(Figure data in JSON)
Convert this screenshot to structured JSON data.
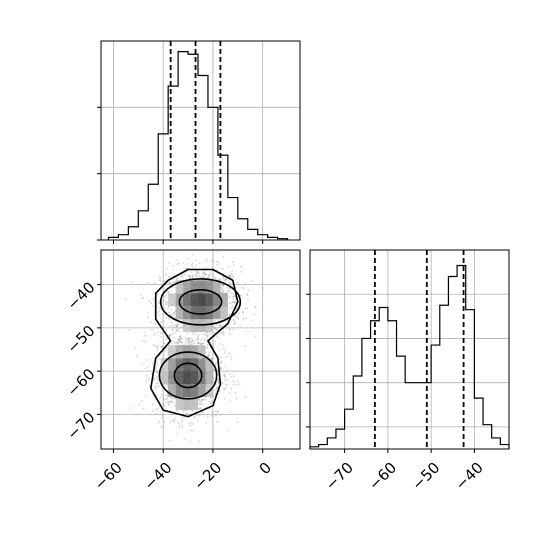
{
  "chart_data": [
    {
      "type": "histogram",
      "panel": "top-left",
      "variable_index": 0,
      "xlim": [
        -65,
        15
      ],
      "bins": [
        -62,
        -58,
        -54,
        -50,
        -46,
        -42,
        -38,
        -34,
        -30,
        -26,
        -22,
        -18,
        -14,
        -10,
        -6,
        -2,
        2,
        6,
        10
      ],
      "counts": [
        1,
        2,
        5,
        11,
        21,
        40,
        58,
        71,
        70,
        62,
        50,
        32,
        16,
        8,
        4,
        2,
        1,
        0.5
      ],
      "ylim": [
        0,
        75
      ],
      "quantiles": [
        -37,
        -27,
        -17
      ],
      "xticks": [
        -60,
        -40,
        -20,
        0
      ],
      "xtick_labels": [
        "−60",
        "−40",
        "−20",
        "0"
      ],
      "yticks": [
        0,
        25,
        50
      ],
      "grid": true
    },
    {
      "type": "scatter",
      "panel": "bottom-left",
      "xlim": [
        -65,
        15
      ],
      "ylim": [
        -78,
        -32
      ],
      "clusters": [
        {
          "center": [
            -25,
            -44
          ],
          "spread": [
            8,
            4
          ],
          "share": 0.5
        },
        {
          "center": [
            -30,
            -61
          ],
          "spread": [
            7,
            5
          ],
          "share": 0.5
        }
      ],
      "contour_levels": 3,
      "xticks": [
        -60,
        -40,
        -20,
        0
      ],
      "xtick_labels": [
        "−60",
        "−40",
        "−20",
        "0"
      ],
      "yticks": [
        -40,
        -50,
        -60,
        -70
      ],
      "ytick_labels": [
        "−40",
        "−50",
        "−60",
        "−70"
      ],
      "grid": true
    },
    {
      "type": "histogram",
      "panel": "bottom-right",
      "variable_index": 1,
      "xlim": [
        -78,
        -32
      ],
      "bins": [
        -78,
        -76,
        -74,
        -72,
        -70,
        -68,
        -66,
        -64,
        -62,
        -60,
        -58,
        -56,
        -54,
        -52,
        -50,
        -48,
        -46,
        -44,
        -42,
        -40,
        -38,
        -36,
        -34,
        -32
      ],
      "counts": [
        1,
        2,
        5,
        9,
        18,
        33,
        50,
        58,
        64,
        58,
        42,
        30,
        30,
        30,
        47,
        65,
        78,
        83,
        63,
        23,
        11,
        5,
        2
      ],
      "ylim": [
        0,
        90
      ],
      "quantiles": [
        -63,
        -51,
        -42.5
      ],
      "xticks": [
        -70,
        -60,
        -50,
        -40
      ],
      "xtick_labels": [
        "−70",
        "−60",
        "−50",
        "−40"
      ],
      "yticks": [
        10,
        30,
        50,
        70
      ],
      "grid": true
    }
  ]
}
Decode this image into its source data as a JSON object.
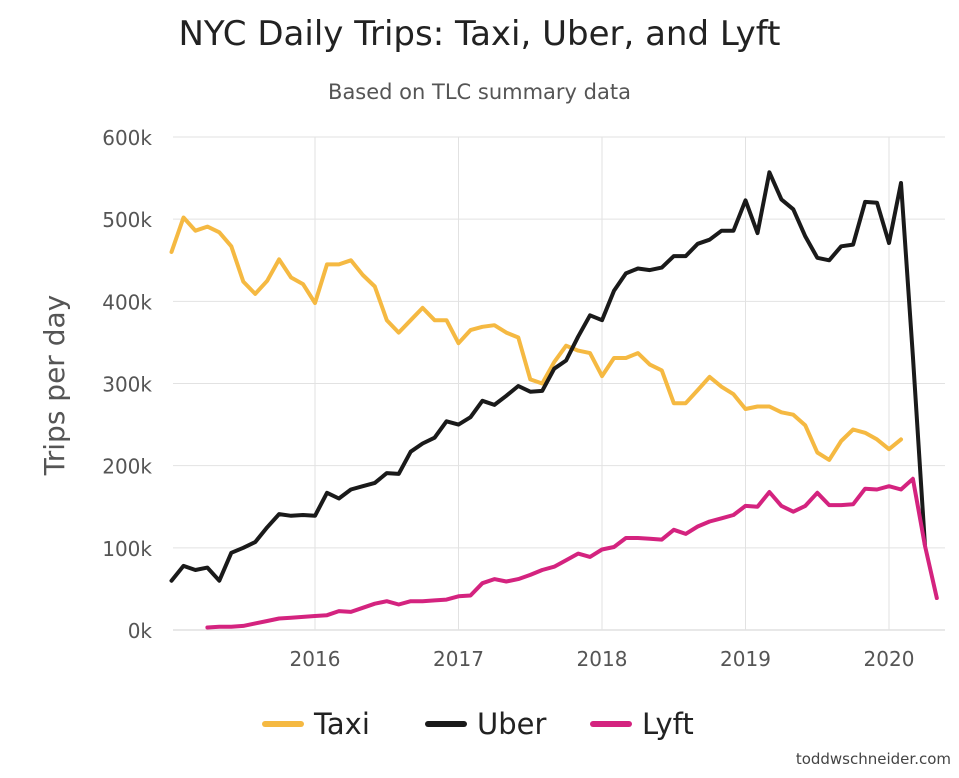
{
  "chart_data": {
    "type": "line",
    "title": "NYC Daily Trips: Taxi, Uber, and Lyft",
    "subtitle": "Based on TLC summary data",
    "ylabel": "Trips per day",
    "xlabel": "",
    "ylim": [
      0,
      600000
    ],
    "xlim": [
      "2015-01",
      "2020-06"
    ],
    "x_ticks": [
      "2016",
      "2017",
      "2018",
      "2019",
      "2020"
    ],
    "y_ticks": [
      "0k",
      "100k",
      "200k",
      "300k",
      "400k",
      "500k",
      "600k"
    ],
    "grid": true,
    "legend_position": "bottom",
    "series": [
      {
        "name": "Taxi",
        "color": "#f5b942",
        "start": "2015-01",
        "values": [
          460000,
          502000,
          486000,
          491000,
          484000,
          467000,
          424000,
          409000,
          425000,
          451000,
          429000,
          421000,
          398000,
          445000,
          445000,
          450000,
          432000,
          418000,
          377000,
          362000,
          377000,
          392000,
          377000,
          377000,
          349000,
          365000,
          369000,
          371000,
          362000,
          356000,
          305000,
          300000,
          326000,
          346000,
          340000,
          337000,
          309000,
          331000,
          331000,
          337000,
          323000,
          316000,
          276000,
          276000,
          292000,
          308000,
          296000,
          287000,
          269000,
          272000,
          272000,
          265000,
          262000,
          249000,
          216000,
          207000,
          230000,
          244000,
          240000,
          232000,
          220000,
          232000
        ]
      },
      {
        "name": "Uber",
        "color": "#1a1a1a",
        "start": "2015-01",
        "values": [
          60000,
          78000,
          73000,
          76000,
          60000,
          94000,
          100000,
          107000,
          125000,
          141000,
          139000,
          140000,
          139000,
          167000,
          160000,
          171000,
          175000,
          179000,
          191000,
          190000,
          217000,
          227000,
          234000,
          254000,
          250000,
          259000,
          279000,
          274000,
          285000,
          297000,
          290000,
          291000,
          318000,
          328000,
          357000,
          383000,
          377000,
          413000,
          434000,
          440000,
          438000,
          441000,
          455000,
          455000,
          470000,
          475000,
          486000,
          486000,
          523000,
          483000,
          557000,
          524000,
          512000,
          479000,
          453000,
          450000,
          467000,
          469000,
          521000,
          520000,
          471000,
          544000,
          333000,
          104000
        ]
      },
      {
        "name": "Lyft",
        "color": "#d4237f",
        "start": "2015-04",
        "values": [
          3000,
          4000,
          4000,
          5000,
          8000,
          11000,
          14000,
          15000,
          16000,
          17000,
          18000,
          23000,
          22000,
          27000,
          32000,
          35000,
          31000,
          35000,
          35000,
          36000,
          37000,
          41000,
          42000,
          57000,
          62000,
          59000,
          62000,
          67000,
          73000,
          77000,
          85000,
          93000,
          89000,
          98000,
          101000,
          112000,
          112000,
          111000,
          110000,
          122000,
          117000,
          126000,
          132000,
          136000,
          140000,
          151000,
          150000,
          168000,
          151000,
          144000,
          151000,
          167000,
          152000,
          152000,
          153000,
          172000,
          171000,
          175000,
          171000,
          184000,
          103000,
          39000
        ]
      }
    ]
  },
  "source_label": "toddwschneider.com"
}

WHAT YOU ARE ASKED TO DO – Search the data above for the string "Uber" and copy each line that has it.

PROBLEM SOLUTION –
    "title": "NYC Daily Trips: Taxi, Uber, and Lyft",
        "name": "Uber",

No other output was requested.